Passage shown:

☆ ☆ ☆

0

I am new to using DOM with PHP and need some help figuring out a solution of iterating xpath into an array. The the examples I found online provided very little help.

This is the string content from my XML file:

    <x:xmpmeta xmlns:x="adobe:ns:meta/" x:xmptk="Adobe XMP Core 5.2-c004 1.136881, 2010/06/10-18:11:35        "> 
        <rdf:RDF xmlns:rdf="http://www.w3.org/1999/02/22-rdf-syntax-ns#"> 
        <rdf:Description 
            rdf:about="" 
            xmlns:photoshop="http://ns.adobe.com/photoshop/1.0/" 
            xmlns:dc="http://purl.org/dc/elements/1.1/" 
            xmlns:tiff="http://ns.adobe.com/tiff/1.0/" 
            xmlns:exif="http://ns.adobe.com/exif/1.0/"

☆ ☆ ☆

Supplied data:
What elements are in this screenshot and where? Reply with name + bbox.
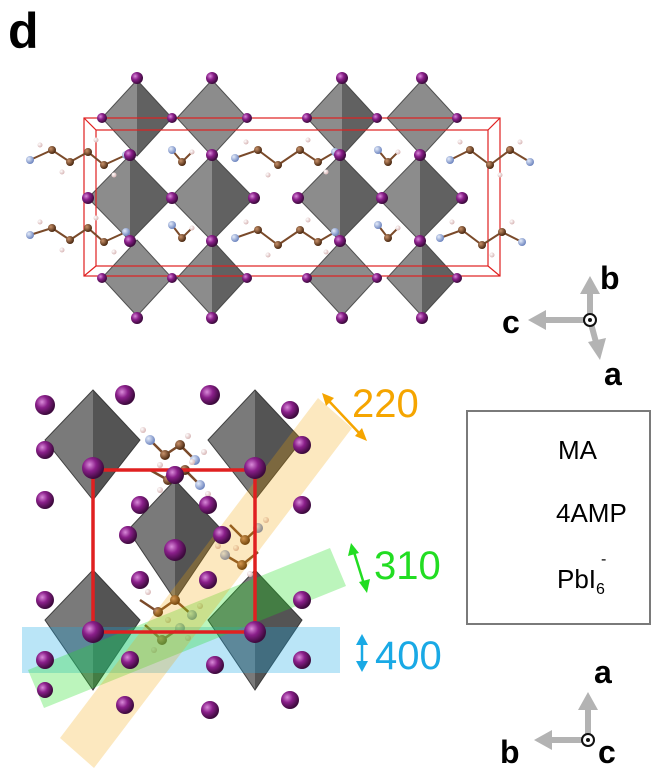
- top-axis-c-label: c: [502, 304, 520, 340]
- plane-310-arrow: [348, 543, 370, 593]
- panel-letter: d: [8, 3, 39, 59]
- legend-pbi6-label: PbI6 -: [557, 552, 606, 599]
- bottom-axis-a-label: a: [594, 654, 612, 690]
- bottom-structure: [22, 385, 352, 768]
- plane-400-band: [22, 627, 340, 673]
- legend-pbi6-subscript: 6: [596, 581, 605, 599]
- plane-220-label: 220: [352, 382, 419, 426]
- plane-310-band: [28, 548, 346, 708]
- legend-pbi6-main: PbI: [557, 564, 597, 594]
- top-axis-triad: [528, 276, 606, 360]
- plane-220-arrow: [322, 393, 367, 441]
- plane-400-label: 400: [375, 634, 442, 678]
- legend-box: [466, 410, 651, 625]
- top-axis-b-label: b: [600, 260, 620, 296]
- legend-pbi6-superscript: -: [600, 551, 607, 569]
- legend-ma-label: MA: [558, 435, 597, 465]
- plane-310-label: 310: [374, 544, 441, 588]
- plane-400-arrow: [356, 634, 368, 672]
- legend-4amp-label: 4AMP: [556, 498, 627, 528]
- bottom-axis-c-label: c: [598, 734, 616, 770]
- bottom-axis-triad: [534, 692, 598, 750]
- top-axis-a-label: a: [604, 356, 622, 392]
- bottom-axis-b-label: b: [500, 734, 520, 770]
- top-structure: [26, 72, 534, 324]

☆ ☆ ☆

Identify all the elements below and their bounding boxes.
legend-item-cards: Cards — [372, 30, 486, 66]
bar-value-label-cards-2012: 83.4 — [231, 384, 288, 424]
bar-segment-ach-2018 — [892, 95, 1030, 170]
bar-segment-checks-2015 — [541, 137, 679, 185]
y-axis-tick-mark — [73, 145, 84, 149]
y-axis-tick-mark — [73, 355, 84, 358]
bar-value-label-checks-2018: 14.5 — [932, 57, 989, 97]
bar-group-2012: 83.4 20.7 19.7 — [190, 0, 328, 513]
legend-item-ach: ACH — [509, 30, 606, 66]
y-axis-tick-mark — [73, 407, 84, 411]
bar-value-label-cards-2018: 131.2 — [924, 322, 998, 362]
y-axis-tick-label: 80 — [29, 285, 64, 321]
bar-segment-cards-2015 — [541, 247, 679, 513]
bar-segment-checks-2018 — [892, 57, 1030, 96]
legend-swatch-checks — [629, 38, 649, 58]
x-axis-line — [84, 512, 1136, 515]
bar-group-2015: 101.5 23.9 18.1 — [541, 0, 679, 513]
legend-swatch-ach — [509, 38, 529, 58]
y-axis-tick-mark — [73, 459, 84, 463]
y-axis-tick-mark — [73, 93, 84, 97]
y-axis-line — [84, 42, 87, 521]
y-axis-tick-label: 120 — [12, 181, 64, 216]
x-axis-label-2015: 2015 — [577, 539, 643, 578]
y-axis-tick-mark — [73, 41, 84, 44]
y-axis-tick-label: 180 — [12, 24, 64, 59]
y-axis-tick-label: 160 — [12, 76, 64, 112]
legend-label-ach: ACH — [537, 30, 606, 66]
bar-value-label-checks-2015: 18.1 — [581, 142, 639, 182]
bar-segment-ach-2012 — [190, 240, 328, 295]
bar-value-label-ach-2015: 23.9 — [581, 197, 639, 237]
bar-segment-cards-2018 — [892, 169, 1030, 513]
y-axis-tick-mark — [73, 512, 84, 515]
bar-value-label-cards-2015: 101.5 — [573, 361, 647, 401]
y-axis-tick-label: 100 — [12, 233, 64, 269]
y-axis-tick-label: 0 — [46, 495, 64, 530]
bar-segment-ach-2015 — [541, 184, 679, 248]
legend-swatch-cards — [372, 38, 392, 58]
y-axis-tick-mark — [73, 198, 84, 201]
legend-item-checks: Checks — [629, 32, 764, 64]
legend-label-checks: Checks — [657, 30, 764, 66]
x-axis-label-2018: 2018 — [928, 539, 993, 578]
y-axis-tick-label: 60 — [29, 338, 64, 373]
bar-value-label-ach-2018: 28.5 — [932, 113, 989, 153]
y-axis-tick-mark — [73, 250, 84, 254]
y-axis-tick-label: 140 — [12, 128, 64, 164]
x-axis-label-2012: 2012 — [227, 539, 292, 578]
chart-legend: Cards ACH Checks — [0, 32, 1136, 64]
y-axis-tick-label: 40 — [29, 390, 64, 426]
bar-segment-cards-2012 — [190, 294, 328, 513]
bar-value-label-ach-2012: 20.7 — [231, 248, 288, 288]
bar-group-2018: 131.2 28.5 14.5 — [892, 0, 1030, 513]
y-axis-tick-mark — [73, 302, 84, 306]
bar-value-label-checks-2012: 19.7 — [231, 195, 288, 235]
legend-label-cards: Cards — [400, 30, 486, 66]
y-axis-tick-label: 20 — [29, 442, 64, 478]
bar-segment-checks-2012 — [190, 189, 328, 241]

☆ ☆ ☆

Set tasks:
- 1) Answer these from the PHP xpath post above:
(a) What does the poster want to iterate xpath into?
(b) Which prefix is bound to "http://purl.org/dc/elements/1.1/"?
(c) What namespace URI is declared for the x prefix?
- 2) Write the next part of the PHP xpath post, starting right after its last line.

Responses to the tasks:
- 1)
(a) An array.
(b) dc.
(c) adobe:ns:meta/

- 2)
            xmlns:xmp="http://ns.adobe.com/xap/1.0/" 
            xmlns:aux="http://ns.adobe.com/exif/1.0/aux/" 
            xmlns:crs="http://ns.adobe.com/camera-raw-settings/1.0/" 
            xmlns:Iptc4xmpCore="http://iptc.org/std/Iptc4xmpCore/1.0/xmlns/" 
            xmlns:xmpRights="http://ns.adobe.com/xap/1.0/rights/" 
            photoshop:LegacyIPTCDigest="B0D1E9B9CFC1C774E7277517B04970DC" 
            photoshop:ColorMode="3" 
            photoshop:ICCProfile="sRGB IEC61966-2.1" 
            photoshop:AuthorsPosition="Tester" 
            photoshop:Headline="Big City Landscape" 
            photoshop:CaptionWriter="Freelancer" 
            photoshop:DateCreated="2016-08-05T02:16Z" 
            photoshop:City="NA" 
            photoshop:State="NA" 
            photoshop:Country="NA" 
            photoshop:TransmissionReference="2323" 
            photoshop:Instructions="set to landscape"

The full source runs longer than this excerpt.